[Begin GIVEN ENTRIES]
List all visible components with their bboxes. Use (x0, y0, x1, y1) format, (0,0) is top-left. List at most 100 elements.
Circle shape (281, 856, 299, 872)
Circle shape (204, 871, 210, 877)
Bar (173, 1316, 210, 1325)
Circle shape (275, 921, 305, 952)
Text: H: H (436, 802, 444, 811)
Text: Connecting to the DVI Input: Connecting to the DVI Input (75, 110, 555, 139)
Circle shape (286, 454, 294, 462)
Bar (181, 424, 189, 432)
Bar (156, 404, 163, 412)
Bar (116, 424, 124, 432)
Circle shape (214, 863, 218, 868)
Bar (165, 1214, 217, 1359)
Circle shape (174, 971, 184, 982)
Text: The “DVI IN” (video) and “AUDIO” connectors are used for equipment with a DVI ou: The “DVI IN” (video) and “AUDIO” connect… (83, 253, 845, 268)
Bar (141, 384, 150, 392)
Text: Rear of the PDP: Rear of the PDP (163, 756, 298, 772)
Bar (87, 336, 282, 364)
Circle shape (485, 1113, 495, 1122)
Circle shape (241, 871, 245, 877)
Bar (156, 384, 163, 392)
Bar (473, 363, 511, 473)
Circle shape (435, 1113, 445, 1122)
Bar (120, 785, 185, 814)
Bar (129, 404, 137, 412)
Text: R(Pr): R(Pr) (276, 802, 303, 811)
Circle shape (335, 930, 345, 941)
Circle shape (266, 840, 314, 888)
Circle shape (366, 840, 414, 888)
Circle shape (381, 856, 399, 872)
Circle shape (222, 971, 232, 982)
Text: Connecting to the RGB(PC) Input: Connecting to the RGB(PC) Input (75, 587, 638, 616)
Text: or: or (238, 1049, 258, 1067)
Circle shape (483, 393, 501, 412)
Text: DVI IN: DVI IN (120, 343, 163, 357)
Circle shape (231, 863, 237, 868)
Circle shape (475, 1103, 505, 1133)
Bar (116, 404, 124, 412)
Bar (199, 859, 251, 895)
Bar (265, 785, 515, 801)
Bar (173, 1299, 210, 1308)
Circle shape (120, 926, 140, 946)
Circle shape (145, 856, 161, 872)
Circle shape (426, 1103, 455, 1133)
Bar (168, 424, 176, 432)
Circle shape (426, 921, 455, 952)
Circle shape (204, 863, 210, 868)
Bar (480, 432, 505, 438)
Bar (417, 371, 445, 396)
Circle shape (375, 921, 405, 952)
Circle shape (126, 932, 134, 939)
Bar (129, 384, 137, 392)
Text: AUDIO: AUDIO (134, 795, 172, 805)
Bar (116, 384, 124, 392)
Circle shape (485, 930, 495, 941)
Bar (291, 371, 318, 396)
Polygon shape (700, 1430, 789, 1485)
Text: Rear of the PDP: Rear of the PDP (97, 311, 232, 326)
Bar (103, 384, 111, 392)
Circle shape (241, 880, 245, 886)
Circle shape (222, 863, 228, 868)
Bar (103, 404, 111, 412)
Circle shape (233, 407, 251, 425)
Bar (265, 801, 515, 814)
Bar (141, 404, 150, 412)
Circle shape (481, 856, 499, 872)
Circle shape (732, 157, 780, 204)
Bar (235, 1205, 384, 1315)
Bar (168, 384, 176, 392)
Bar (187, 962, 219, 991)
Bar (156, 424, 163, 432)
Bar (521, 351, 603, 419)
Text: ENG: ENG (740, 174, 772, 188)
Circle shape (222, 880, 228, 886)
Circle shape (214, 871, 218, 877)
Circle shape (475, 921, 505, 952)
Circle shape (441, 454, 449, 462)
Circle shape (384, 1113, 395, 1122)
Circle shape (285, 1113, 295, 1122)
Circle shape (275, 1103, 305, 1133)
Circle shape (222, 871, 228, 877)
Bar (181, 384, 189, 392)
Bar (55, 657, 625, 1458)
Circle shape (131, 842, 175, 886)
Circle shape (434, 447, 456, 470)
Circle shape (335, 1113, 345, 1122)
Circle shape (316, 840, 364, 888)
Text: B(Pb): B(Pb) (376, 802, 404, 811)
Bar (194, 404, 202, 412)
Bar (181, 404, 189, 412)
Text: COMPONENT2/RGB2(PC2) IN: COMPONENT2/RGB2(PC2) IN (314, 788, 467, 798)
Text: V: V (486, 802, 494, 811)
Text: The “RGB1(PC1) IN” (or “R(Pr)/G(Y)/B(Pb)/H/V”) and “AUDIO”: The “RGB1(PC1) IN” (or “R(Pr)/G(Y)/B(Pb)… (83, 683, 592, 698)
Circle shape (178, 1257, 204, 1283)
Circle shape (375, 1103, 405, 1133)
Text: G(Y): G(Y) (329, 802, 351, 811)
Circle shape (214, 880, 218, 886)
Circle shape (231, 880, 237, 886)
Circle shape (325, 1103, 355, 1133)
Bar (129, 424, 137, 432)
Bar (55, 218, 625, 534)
[End GIVEN ENTRIES]
EXERCISE => Reproduce every line of the listing above word for word and in the same order.

ANSWER IN FULL =>
List all visible components with their bboxes. Use (x0, y0, x1, y1) format, (0,0) is top-left. List at most 100 elements.
Circle shape (281, 856, 299, 872)
Circle shape (204, 871, 210, 877)
Bar (173, 1316, 210, 1325)
Circle shape (275, 921, 305, 952)
Text: H: H (436, 802, 444, 811)
Text: Connecting to the DVI Input: Connecting to the DVI Input (75, 110, 555, 139)
Circle shape (286, 454, 294, 462)
Bar (181, 424, 189, 432)
Bar (156, 404, 163, 412)
Bar (116, 424, 124, 432)
Circle shape (214, 863, 218, 868)
Bar (165, 1214, 217, 1359)
Circle shape (174, 971, 184, 982)
Text: The “DVI IN” (video) and “AUDIO” connectors are used for equipment with a DVI ou: The “DVI IN” (video) and “AUDIO” connect… (83, 253, 845, 268)
Bar (141, 384, 150, 392)
Text: Rear of the PDP: Rear of the PDP (163, 756, 298, 772)
Bar (87, 336, 282, 364)
Circle shape (485, 1113, 495, 1122)
Circle shape (241, 871, 245, 877)
Bar (156, 384, 163, 392)
Bar (473, 363, 511, 473)
Circle shape (435, 1113, 445, 1122)
Bar (120, 785, 185, 814)
Bar (129, 404, 137, 412)
Text: R(Pr): R(Pr) (276, 802, 303, 811)
Circle shape (335, 930, 345, 941)
Circle shape (266, 840, 314, 888)
Circle shape (366, 840, 414, 888)
Circle shape (381, 856, 399, 872)
Circle shape (222, 971, 232, 982)
Text: Connecting to the RGB(PC) Input: Connecting to the RGB(PC) Input (75, 587, 638, 616)
Text: or: or (238, 1049, 258, 1067)
Circle shape (483, 393, 501, 412)
Text: DVI IN: DVI IN (120, 343, 163, 357)
Circle shape (231, 863, 237, 868)
Circle shape (475, 1103, 505, 1133)
Bar (116, 404, 124, 412)
Bar (199, 859, 251, 895)
Bar (265, 785, 515, 801)
Bar (173, 1299, 210, 1308)
Circle shape (120, 926, 140, 946)
Circle shape (145, 856, 161, 872)
Circle shape (426, 1103, 455, 1133)
Bar (168, 424, 176, 432)
Circle shape (426, 921, 455, 952)
Circle shape (204, 863, 210, 868)
Bar (480, 432, 505, 438)
Bar (417, 371, 445, 396)
Circle shape (375, 921, 405, 952)
Circle shape (126, 932, 134, 939)
Bar (129, 384, 137, 392)
Text: AUDIO: AUDIO (134, 795, 172, 805)
Bar (116, 384, 124, 392)
Circle shape (485, 930, 495, 941)
Bar (291, 371, 318, 396)
Polygon shape (700, 1430, 789, 1485)
Text: Rear of the PDP: Rear of the PDP (97, 311, 232, 326)
Bar (103, 384, 111, 392)
Circle shape (241, 880, 245, 886)
Circle shape (222, 863, 228, 868)
Bar (103, 404, 111, 412)
Circle shape (233, 407, 251, 425)
Bar (265, 801, 515, 814)
Bar (141, 404, 150, 412)
Circle shape (481, 856, 499, 872)
Circle shape (732, 157, 780, 204)
Bar (235, 1205, 384, 1315)
Bar (168, 384, 176, 392)
Bar (187, 962, 219, 991)
Bar (156, 424, 163, 432)
Bar (521, 351, 603, 419)
Text: ENG: ENG (740, 174, 772, 188)
Circle shape (222, 880, 228, 886)
Circle shape (214, 871, 218, 877)
Circle shape (475, 921, 505, 952)
Circle shape (441, 454, 449, 462)
Circle shape (384, 1113, 395, 1122)
Circle shape (285, 1113, 295, 1122)
Circle shape (275, 1103, 305, 1133)
Circle shape (222, 871, 228, 877)
Bar (181, 384, 189, 392)
Bar (55, 657, 625, 1458)
Circle shape (131, 842, 175, 886)
Circle shape (434, 447, 456, 470)
Circle shape (335, 1113, 345, 1122)
Circle shape (316, 840, 364, 888)
Text: B(Pb): B(Pb) (376, 802, 404, 811)
Bar (194, 404, 202, 412)
Bar (181, 404, 189, 412)
Text: COMPONENT2/RGB2(PC2) IN: COMPONENT2/RGB2(PC2) IN (314, 788, 467, 798)
Text: V: V (486, 802, 494, 811)
Text: The “RGB1(PC1) IN” (or “R(Pr)/G(Y)/B(Pb)/H/V”) and “AUDIO”: The “RGB1(PC1) IN” (or “R(Pr)/G(Y)/B(Pb)… (83, 683, 592, 698)
Circle shape (178, 1257, 204, 1283)
Circle shape (375, 1103, 405, 1133)
Text: G(Y): G(Y) (329, 802, 351, 811)
Circle shape (214, 880, 218, 886)
Circle shape (231, 880, 237, 886)
Circle shape (325, 1103, 355, 1133)
Bar (129, 424, 137, 432)
Bar (55, 218, 625, 534)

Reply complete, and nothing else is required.